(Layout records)
◇ ◇ ◇ ◇ ◇
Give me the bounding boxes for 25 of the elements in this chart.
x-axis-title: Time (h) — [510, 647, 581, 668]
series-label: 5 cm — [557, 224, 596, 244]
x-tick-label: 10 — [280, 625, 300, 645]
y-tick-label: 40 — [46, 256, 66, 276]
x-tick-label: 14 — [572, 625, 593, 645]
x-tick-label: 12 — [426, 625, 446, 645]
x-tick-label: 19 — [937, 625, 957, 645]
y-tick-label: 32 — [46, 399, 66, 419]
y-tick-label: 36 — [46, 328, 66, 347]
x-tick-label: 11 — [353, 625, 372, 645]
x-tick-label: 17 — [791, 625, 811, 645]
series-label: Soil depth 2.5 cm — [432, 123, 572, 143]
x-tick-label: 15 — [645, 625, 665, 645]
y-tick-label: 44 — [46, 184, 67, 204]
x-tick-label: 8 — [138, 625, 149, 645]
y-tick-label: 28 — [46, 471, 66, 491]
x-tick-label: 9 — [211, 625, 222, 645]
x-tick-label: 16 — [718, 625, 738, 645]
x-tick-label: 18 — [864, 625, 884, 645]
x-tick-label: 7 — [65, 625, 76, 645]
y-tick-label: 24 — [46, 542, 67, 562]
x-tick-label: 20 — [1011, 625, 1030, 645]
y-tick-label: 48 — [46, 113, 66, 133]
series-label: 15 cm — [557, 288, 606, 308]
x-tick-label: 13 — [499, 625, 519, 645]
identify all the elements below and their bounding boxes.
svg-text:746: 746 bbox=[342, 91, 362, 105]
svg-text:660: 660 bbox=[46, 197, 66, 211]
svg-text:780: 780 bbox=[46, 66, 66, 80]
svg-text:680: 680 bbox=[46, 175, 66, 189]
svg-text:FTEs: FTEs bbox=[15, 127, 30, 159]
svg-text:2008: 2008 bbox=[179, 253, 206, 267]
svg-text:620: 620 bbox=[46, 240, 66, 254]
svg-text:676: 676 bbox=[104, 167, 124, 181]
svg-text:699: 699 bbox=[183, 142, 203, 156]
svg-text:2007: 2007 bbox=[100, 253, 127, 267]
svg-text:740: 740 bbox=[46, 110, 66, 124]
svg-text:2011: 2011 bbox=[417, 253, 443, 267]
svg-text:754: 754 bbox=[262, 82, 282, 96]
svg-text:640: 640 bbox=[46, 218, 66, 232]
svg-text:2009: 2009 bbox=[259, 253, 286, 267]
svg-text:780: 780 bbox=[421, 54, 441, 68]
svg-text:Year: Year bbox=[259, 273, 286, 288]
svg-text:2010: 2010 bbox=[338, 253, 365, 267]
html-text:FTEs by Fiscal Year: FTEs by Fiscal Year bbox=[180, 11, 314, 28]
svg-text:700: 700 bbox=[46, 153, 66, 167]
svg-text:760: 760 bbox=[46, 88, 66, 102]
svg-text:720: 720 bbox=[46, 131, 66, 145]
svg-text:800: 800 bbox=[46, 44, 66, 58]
◇ ◇ ◇ ◇ ◇
:: YOUR GOAL ::
Reproduce every line of the listing above verbatim.

:: WRITTEN RESPONSE ::
Give me the bounding boxes for 25 of the elements in this chart.
x-axis-title: Time (h) — [510, 647, 581, 668]
series-label: 5 cm — [557, 224, 596, 244]
x-tick-label: 10 — [280, 625, 300, 645]
y-tick-label: 40 — [46, 256, 66, 276]
x-tick-label: 14 — [572, 625, 593, 645]
x-tick-label: 12 — [426, 625, 446, 645]
x-tick-label: 19 — [937, 625, 957, 645]
y-tick-label: 32 — [46, 399, 66, 419]
y-tick-label: 36 — [46, 328, 66, 347]
x-tick-label: 11 — [353, 625, 372, 645]
x-tick-label: 17 — [791, 625, 811, 645]
series-label: Soil depth 2.5 cm — [432, 123, 572, 143]
x-tick-label: 15 — [645, 625, 665, 645]
y-tick-label: 44 — [46, 184, 67, 204]
x-tick-label: 8 — [138, 625, 149, 645]
y-tick-label: 28 — [46, 471, 66, 491]
x-tick-label: 9 — [211, 625, 222, 645]
x-tick-label: 16 — [718, 625, 738, 645]
x-tick-label: 18 — [864, 625, 884, 645]
x-tick-label: 7 — [65, 625, 76, 645]
y-tick-label: 24 — [46, 542, 67, 562]
x-tick-label: 20 — [1011, 625, 1030, 645]
y-tick-label: 48 — [46, 113, 66, 133]
series-label: 15 cm — [557, 288, 606, 308]
x-tick-label: 13 — [499, 625, 519, 645]
identify all the elements below and their bounding boxes.
svg-text:746: 746 bbox=[342, 91, 362, 105]
svg-text:660: 660 bbox=[46, 197, 66, 211]
svg-text:780: 780 bbox=[46, 66, 66, 80]
svg-text:680: 680 bbox=[46, 175, 66, 189]
svg-text:FTEs: FTEs bbox=[15, 127, 30, 159]
svg-text:2008: 2008 bbox=[179, 253, 206, 267]
svg-text:620: 620 bbox=[46, 240, 66, 254]
svg-text:676: 676 bbox=[104, 167, 124, 181]
svg-text:699: 699 bbox=[183, 142, 203, 156]
svg-text:2007: 2007 bbox=[100, 253, 127, 267]
svg-text:740: 740 bbox=[46, 110, 66, 124]
svg-text:2011: 2011 bbox=[417, 253, 443, 267]
svg-text:754: 754 bbox=[262, 82, 282, 96]
svg-text:640: 640 bbox=[46, 218, 66, 232]
svg-text:2009: 2009 bbox=[259, 253, 286, 267]
svg-text:780: 780 bbox=[421, 54, 441, 68]
svg-text:Year: Year bbox=[259, 273, 286, 288]
svg-text:2010: 2010 bbox=[338, 253, 365, 267]
html-text:FTEs by Fiscal Year: FTEs by Fiscal Year bbox=[180, 11, 314, 28]
svg-text:700: 700 bbox=[46, 153, 66, 167]
svg-text:760: 760 bbox=[46, 88, 66, 102]
svg-text:720: 720 bbox=[46, 131, 66, 145]
svg-text:800: 800 bbox=[46, 44, 66, 58]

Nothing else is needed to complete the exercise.